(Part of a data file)
'''
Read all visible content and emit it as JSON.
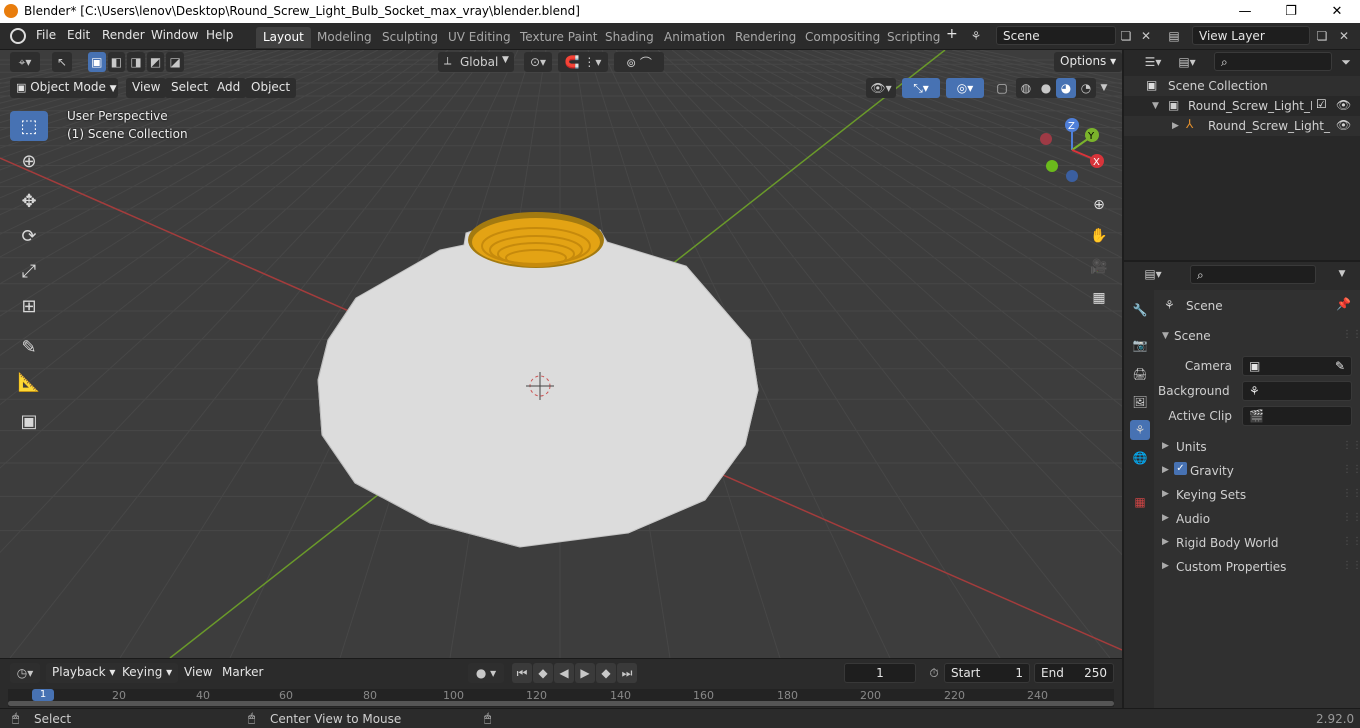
{
  "window": {
    "title": "Blender* [C:\\Users\\lenov\\Desktop\\Round_Screw_Light_Bulb_Socket_max_vray\\blender.blend]",
    "minimize": "—",
    "maximize": "❐",
    "close": "✕"
  },
  "menubar": {
    "items": [
      "File",
      "Edit",
      "Render",
      "Window",
      "Help"
    ]
  },
  "workspaces": {
    "tabs": [
      "Layout",
      "Modeling",
      "Sculpting",
      "UV Editing",
      "Texture Paint",
      "Shading",
      "Animation",
      "Rendering",
      "Compositing",
      "Scripting"
    ],
    "active": "Layout",
    "add": "+"
  },
  "scene_selector": {
    "value": "Scene"
  },
  "view_layer_selector": {
    "value": "View Layer"
  },
  "viewport": {
    "mode": "Object Mode",
    "menus": [
      "View",
      "Select",
      "Add",
      "Object"
    ],
    "transform_orientation": "Global",
    "options": "Options",
    "perspective_label": "User Perspective",
    "collection_label": "(1) Scene Collection",
    "gizmo": {
      "x": "X",
      "y": "Y",
      "z": "Z"
    },
    "colors": {
      "background": "#3d3d3d",
      "grid": "#4a4a4a",
      "x_axis": "#a33c3c",
      "y_axis": "#6a9a2a",
      "socket_body": "#dcdcdc",
      "socket_thread": "#e3a314"
    }
  },
  "toolbar": {
    "tools": [
      "select-box-icon",
      "cursor-icon",
      "move-icon",
      "rotate-icon",
      "scale-icon",
      "transform-icon",
      "annotate-icon",
      "measure-icon",
      "add-cube-icon"
    ]
  },
  "timeline": {
    "menus": [
      "Playback",
      "Keying",
      "View",
      "Marker"
    ],
    "current_frame": "1",
    "start_label": "Start",
    "start": "1",
    "end_label": "End",
    "end": "250",
    "ruler": [
      "1",
      "20",
      "40",
      "60",
      "80",
      "100",
      "120",
      "140",
      "160",
      "180",
      "200",
      "220",
      "240"
    ]
  },
  "statusbar": {
    "left": "Select",
    "middle": "Center View to Mouse",
    "version": "2.92.0"
  },
  "outliner": {
    "root": "Scene Collection",
    "items": [
      {
        "label": "Round_Screw_Light_Bulb",
        "level": 1
      },
      {
        "label": "Round_Screw_Light_",
        "level": 2
      }
    ]
  },
  "properties": {
    "context": "Scene",
    "panel": "Scene",
    "fields": [
      {
        "label": "Camera",
        "value": ""
      },
      {
        "label": "Background ...",
        "value": ""
      },
      {
        "label": "Active Clip",
        "value": ""
      }
    ],
    "sections": [
      "Units",
      "Gravity",
      "Keying Sets",
      "Audio",
      "Rigid Body World",
      "Custom Properties"
    ],
    "gravity_checked": true
  }
}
'''
Task goal: Your task is to transcribe all of the records precisely, with no images included.

Task answer:
Read all visible content and emit it as JSON.
{
  "window": {
    "title": "Blender* [C:\\Users\\lenov\\Desktop\\Round_Screw_Light_Bulb_Socket_max_vray\\blender.blend]",
    "minimize": "—",
    "maximize": "❐",
    "close": "✕"
  },
  "menubar": {
    "items": [
      "File",
      "Edit",
      "Render",
      "Window",
      "Help"
    ]
  },
  "workspaces": {
    "tabs": [
      "Layout",
      "Modeling",
      "Sculpting",
      "UV Editing",
      "Texture Paint",
      "Shading",
      "Animation",
      "Rendering",
      "Compositing",
      "Scripting"
    ],
    "active": "Layout",
    "add": "+"
  },
  "scene_selector": {
    "value": "Scene"
  },
  "view_layer_selector": {
    "value": "View Layer"
  },
  "viewport": {
    "mode": "Object Mode",
    "menus": [
      "View",
      "Select",
      "Add",
      "Object"
    ],
    "transform_orientation": "Global",
    "options": "Options",
    "perspective_label": "User Perspective",
    "collection_label": "(1) Scene Collection",
    "gizmo": {
      "x": "X",
      "y": "Y",
      "z": "Z"
    },
    "colors": {
      "background": "#3d3d3d",
      "grid": "#4a4a4a",
      "x_axis": "#a33c3c",
      "y_axis": "#6a9a2a",
      "socket_body": "#dcdcdc",
      "socket_thread": "#e3a314"
    }
  },
  "toolbar": {
    "tools": [
      "select-box-icon",
      "cursor-icon",
      "move-icon",
      "rotate-icon",
      "scale-icon",
      "transform-icon",
      "annotate-icon",
      "measure-icon",
      "add-cube-icon"
    ]
  },
  "timeline": {
    "menus": [
      "Playback",
      "Keying",
      "View",
      "Marker"
    ],
    "current_frame": "1",
    "start_label": "Start",
    "start": "1",
    "end_label": "End",
    "end": "250",
    "ruler": [
      "1",
      "20",
      "40",
      "60",
      "80",
      "100",
      "120",
      "140",
      "160",
      "180",
      "200",
      "220",
      "240"
    ]
  },
  "statusbar": {
    "left": "Select",
    "middle": "Center View to Mouse",
    "version": "2.92.0"
  },
  "outliner": {
    "root": "Scene Collection",
    "items": [
      {
        "label": "Round_Screw_Light_Bulb",
        "level": 1
      },
      {
        "label": "Round_Screw_Light_",
        "level": 2
      }
    ]
  },
  "properties": {
    "context": "Scene",
    "panel": "Scene",
    "fields": [
      {
        "label": "Camera",
        "value": ""
      },
      {
        "label": "Background ...",
        "value": ""
      },
      {
        "label": "Active Clip",
        "value": ""
      }
    ],
    "sections": [
      "Units",
      "Gravity",
      "Keying Sets",
      "Audio",
      "Rigid Body World",
      "Custom Properties"
    ],
    "gravity_checked": true
  }
}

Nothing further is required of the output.